> [Work required] Take the material and output all of it exactly.
┌──
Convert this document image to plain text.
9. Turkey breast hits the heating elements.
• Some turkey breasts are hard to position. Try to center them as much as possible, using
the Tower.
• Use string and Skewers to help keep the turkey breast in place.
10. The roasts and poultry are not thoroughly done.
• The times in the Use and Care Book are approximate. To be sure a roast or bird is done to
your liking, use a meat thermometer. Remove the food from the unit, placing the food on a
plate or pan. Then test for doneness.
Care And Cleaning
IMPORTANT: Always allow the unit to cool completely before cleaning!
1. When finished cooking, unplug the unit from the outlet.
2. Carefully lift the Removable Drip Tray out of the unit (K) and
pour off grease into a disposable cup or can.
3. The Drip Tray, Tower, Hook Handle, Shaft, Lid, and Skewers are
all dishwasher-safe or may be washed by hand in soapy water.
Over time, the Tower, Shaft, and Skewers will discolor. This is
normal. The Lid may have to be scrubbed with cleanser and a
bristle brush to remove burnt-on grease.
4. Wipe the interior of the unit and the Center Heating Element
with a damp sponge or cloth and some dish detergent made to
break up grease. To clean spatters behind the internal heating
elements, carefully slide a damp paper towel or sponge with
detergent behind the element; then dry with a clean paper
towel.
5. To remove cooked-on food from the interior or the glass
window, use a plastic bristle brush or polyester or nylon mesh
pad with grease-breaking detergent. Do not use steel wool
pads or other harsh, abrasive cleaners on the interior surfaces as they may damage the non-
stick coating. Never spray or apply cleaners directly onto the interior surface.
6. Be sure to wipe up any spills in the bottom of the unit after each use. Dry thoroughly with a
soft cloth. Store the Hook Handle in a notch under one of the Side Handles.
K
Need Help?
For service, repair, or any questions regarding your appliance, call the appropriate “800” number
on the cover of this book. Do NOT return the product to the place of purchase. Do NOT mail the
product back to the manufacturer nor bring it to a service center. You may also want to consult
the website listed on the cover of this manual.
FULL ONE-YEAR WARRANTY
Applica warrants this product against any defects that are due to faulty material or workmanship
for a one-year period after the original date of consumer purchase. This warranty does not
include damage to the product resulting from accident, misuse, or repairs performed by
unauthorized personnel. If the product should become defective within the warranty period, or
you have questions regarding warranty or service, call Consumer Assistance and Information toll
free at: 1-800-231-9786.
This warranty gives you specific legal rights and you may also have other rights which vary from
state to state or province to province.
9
└──
> [Full solution]
Convert this document image to plain text.
9. Turkey breast hits the heating elements.
• Some turkey breasts are hard to position. Try to center them as much as possible, using
the Tower.
• Use string and Skewers to help keep the turkey breast in place.
10. The roasts and poultry are not thoroughly done.
• The times in the Use and Care Book are approximate. To be sure a roast or bird is done to
your liking, use a meat thermometer. Remove the food from the unit, placing the food on a
plate or pan. Then test for doneness.
Care And Cleaning
IMPORTANT: Always allow the unit to cool completely before cleaning!
1. When finished cooking, unplug the unit from the outlet.
2. Carefully lift the Removable Drip Tray out of the unit (K) and
pour off grease into a disposable cup or can.
3. The Drip Tray, Tower, Hook Handle, Shaft, Lid, and Skewers are
all dishwasher-safe or may be washed by hand in soapy water.
Over time, the Tower, Shaft, and Skewers will discolor. This is
normal. The Lid may have to be scrubbed with cleanser and a
bristle brush to remove burnt-on grease.
4. Wipe the interior of the unit and the Center Heating Element
with a damp sponge or cloth and some dish detergent made to
break up grease. To clean spatters behind the internal heating
elements, carefully slide a damp paper towel or sponge with
detergent behind the element; then dry with a clean paper
towel.
5. To remove cooked-on food from the interior or the glass
window, use a plastic bristle brush or polyester or nylon mesh
pad with grease-breaking detergent. Do not use steel wool
pads or other harsh, abrasive cleaners on the interior surfaces as they may damage the non-
stick coating. Never spray or apply cleaners directly onto the interior surface.
6. Be sure to wipe up any spills in the bottom of the unit after each use. Dry thoroughly with a
soft cloth. Store the Hook Handle in a notch under one of the Side Handles.
K
Need Help?
For service, repair, or any questions regarding your appliance, call the appropriate “800” number
on the cover of this book. Do NOT return the product to the place of purchase. Do NOT mail the
product back to the manufacturer nor bring it to a service center. You may also want to consult
the website listed on the cover of this manual.
FULL ONE-YEAR WARRANTY
Applica warrants this product against any defects that are due to faulty material or workmanship
for a one-year period after the original date of consumer purchase. This warranty does not
include damage to the product resulting from accident, misuse, or repairs performed by
unauthorized personnel. If the product should become defective within the warranty period, or
you have questions regarding warranty or service, call Consumer Assistance and Information toll
free at: 1-800-231-9786.
This warranty gives you specific legal rights and you may also have other rights which vary from
state to state or province to province.
9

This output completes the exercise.